- _Exercise aim_:
Determine how many lines of the records include "noise", and answer with the number alone.

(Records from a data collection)
--

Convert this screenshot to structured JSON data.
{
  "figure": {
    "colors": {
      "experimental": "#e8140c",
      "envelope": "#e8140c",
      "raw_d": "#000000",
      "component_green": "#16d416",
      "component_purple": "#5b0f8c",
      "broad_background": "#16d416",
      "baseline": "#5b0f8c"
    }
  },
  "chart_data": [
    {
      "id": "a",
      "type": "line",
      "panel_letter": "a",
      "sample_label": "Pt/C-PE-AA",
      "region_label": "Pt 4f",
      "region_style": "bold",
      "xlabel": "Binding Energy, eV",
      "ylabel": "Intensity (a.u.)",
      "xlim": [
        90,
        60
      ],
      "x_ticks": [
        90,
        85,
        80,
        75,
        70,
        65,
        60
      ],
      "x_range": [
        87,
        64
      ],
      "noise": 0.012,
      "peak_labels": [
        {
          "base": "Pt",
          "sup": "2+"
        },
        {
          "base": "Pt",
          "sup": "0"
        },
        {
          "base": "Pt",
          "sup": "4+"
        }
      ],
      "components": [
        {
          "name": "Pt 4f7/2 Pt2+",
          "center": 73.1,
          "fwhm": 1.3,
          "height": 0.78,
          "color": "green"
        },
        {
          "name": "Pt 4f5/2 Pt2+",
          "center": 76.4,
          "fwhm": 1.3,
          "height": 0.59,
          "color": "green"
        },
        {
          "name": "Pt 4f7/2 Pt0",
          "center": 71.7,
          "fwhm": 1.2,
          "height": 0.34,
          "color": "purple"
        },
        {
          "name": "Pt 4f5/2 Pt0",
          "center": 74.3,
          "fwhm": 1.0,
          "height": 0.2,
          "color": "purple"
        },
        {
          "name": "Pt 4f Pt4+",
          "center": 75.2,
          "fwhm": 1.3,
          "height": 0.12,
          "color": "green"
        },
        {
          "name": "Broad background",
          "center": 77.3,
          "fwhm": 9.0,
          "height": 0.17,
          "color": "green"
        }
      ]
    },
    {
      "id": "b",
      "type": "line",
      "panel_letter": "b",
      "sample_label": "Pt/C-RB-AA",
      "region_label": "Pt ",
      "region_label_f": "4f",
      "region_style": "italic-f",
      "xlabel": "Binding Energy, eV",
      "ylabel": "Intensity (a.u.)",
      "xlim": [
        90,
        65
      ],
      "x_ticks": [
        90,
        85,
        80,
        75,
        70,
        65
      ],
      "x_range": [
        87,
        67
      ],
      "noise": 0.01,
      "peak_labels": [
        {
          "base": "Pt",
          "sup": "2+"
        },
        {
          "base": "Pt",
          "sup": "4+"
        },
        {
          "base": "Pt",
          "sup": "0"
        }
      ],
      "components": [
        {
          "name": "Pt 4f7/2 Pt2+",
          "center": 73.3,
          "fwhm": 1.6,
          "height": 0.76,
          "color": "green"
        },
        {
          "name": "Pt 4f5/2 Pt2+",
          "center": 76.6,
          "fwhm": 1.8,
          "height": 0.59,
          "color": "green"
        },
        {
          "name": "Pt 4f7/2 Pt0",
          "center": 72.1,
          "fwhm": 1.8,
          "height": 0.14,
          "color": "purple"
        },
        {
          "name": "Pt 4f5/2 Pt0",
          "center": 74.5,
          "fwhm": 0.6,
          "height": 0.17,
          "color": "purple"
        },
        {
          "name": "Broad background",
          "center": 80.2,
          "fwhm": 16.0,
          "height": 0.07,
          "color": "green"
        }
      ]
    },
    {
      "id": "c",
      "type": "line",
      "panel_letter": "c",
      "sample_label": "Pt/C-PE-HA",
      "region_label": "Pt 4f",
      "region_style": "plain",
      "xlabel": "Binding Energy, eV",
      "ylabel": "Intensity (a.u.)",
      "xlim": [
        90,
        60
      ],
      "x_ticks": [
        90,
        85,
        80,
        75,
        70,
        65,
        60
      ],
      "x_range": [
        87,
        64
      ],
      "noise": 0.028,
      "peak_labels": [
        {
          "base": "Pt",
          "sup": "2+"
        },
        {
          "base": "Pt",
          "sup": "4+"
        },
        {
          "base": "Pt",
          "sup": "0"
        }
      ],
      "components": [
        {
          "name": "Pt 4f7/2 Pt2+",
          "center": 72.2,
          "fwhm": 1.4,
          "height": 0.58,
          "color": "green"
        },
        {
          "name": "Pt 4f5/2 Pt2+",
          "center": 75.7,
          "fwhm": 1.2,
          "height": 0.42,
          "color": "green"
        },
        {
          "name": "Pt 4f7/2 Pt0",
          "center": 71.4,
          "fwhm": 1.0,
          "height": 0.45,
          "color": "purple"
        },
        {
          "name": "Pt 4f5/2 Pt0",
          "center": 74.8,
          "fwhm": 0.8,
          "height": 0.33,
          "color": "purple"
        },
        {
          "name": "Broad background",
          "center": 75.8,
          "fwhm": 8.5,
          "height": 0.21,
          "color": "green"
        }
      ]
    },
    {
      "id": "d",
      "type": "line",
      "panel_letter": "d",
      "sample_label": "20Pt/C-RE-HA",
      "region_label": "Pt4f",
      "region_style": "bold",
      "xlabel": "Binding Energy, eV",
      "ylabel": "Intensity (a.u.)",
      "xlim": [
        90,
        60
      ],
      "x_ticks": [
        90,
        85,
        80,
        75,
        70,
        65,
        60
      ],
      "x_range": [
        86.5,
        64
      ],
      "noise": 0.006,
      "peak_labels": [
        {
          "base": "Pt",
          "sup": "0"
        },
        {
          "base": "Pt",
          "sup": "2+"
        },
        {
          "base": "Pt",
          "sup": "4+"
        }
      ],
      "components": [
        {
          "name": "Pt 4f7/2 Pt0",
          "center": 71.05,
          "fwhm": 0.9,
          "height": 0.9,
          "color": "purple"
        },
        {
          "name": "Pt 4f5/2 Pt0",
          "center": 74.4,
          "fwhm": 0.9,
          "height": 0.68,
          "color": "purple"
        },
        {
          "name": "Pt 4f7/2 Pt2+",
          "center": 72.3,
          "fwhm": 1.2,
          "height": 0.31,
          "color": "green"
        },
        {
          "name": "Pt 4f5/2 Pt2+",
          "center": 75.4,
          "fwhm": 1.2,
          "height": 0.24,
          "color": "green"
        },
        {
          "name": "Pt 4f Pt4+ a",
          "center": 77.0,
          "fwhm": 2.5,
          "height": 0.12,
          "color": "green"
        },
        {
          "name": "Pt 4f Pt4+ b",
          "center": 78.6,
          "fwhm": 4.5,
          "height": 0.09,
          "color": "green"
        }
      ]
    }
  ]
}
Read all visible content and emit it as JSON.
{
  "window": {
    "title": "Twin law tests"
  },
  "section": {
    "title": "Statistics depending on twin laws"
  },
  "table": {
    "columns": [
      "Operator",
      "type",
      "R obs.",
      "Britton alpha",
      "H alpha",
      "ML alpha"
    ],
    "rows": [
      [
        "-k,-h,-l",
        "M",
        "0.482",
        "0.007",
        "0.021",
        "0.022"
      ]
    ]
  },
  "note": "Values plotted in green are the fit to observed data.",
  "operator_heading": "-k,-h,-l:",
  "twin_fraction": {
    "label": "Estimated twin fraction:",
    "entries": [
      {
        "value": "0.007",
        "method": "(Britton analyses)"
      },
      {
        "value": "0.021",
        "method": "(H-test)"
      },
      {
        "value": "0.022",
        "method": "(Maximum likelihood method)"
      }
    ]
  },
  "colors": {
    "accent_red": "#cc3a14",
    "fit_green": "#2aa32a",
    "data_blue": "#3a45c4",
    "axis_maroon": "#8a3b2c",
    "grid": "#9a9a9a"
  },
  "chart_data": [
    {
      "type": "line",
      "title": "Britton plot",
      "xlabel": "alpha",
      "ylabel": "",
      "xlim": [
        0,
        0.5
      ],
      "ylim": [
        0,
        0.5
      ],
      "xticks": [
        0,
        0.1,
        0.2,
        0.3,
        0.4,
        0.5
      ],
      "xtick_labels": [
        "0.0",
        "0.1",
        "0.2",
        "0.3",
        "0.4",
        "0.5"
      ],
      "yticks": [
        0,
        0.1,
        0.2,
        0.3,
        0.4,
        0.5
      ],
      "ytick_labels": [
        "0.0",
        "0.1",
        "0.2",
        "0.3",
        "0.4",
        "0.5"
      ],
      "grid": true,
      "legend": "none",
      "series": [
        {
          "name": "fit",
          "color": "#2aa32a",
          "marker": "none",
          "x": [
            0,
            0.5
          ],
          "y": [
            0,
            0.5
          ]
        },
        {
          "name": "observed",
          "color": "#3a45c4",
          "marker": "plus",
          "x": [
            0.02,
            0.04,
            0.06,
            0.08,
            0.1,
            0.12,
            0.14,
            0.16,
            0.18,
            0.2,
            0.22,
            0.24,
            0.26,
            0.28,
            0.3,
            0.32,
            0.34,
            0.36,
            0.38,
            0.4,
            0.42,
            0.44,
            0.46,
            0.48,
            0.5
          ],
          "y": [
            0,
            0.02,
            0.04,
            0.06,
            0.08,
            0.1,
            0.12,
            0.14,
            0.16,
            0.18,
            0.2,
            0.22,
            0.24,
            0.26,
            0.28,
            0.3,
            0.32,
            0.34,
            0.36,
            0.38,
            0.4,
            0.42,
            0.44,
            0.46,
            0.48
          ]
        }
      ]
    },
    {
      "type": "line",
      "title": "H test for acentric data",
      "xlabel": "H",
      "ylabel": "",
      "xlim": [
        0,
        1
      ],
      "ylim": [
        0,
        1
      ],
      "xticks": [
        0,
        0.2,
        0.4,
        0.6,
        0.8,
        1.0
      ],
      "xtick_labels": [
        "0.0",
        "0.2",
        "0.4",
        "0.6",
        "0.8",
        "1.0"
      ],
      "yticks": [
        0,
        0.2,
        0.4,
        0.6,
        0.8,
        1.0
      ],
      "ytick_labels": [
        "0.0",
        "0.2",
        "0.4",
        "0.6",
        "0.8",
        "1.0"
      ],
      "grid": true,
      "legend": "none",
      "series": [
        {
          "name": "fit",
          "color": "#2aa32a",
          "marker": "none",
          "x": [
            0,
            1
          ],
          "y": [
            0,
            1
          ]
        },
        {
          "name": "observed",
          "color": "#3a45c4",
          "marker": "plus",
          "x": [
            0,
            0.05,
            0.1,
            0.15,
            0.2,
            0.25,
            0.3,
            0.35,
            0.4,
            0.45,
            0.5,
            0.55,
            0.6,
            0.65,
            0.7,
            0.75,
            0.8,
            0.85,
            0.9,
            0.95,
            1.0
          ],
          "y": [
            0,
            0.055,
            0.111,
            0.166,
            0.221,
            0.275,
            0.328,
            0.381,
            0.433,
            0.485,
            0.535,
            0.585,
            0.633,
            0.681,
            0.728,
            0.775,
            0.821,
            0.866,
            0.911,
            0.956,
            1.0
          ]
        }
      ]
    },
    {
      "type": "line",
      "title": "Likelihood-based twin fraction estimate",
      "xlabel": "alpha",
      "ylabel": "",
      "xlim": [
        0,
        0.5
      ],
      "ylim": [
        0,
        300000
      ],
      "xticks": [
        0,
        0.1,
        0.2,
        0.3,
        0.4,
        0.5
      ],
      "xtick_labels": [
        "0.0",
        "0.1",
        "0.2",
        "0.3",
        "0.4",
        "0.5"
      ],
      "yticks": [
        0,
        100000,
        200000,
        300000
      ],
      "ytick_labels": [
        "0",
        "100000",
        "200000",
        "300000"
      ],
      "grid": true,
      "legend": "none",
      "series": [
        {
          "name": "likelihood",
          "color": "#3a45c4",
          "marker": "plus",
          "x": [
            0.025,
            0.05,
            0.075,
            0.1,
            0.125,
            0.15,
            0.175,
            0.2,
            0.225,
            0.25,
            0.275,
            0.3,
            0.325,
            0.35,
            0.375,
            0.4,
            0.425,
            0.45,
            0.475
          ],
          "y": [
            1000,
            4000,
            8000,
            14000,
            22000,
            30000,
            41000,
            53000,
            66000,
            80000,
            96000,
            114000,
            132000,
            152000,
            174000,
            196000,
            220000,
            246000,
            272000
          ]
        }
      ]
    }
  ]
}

--

- _Solution for this problem_:
4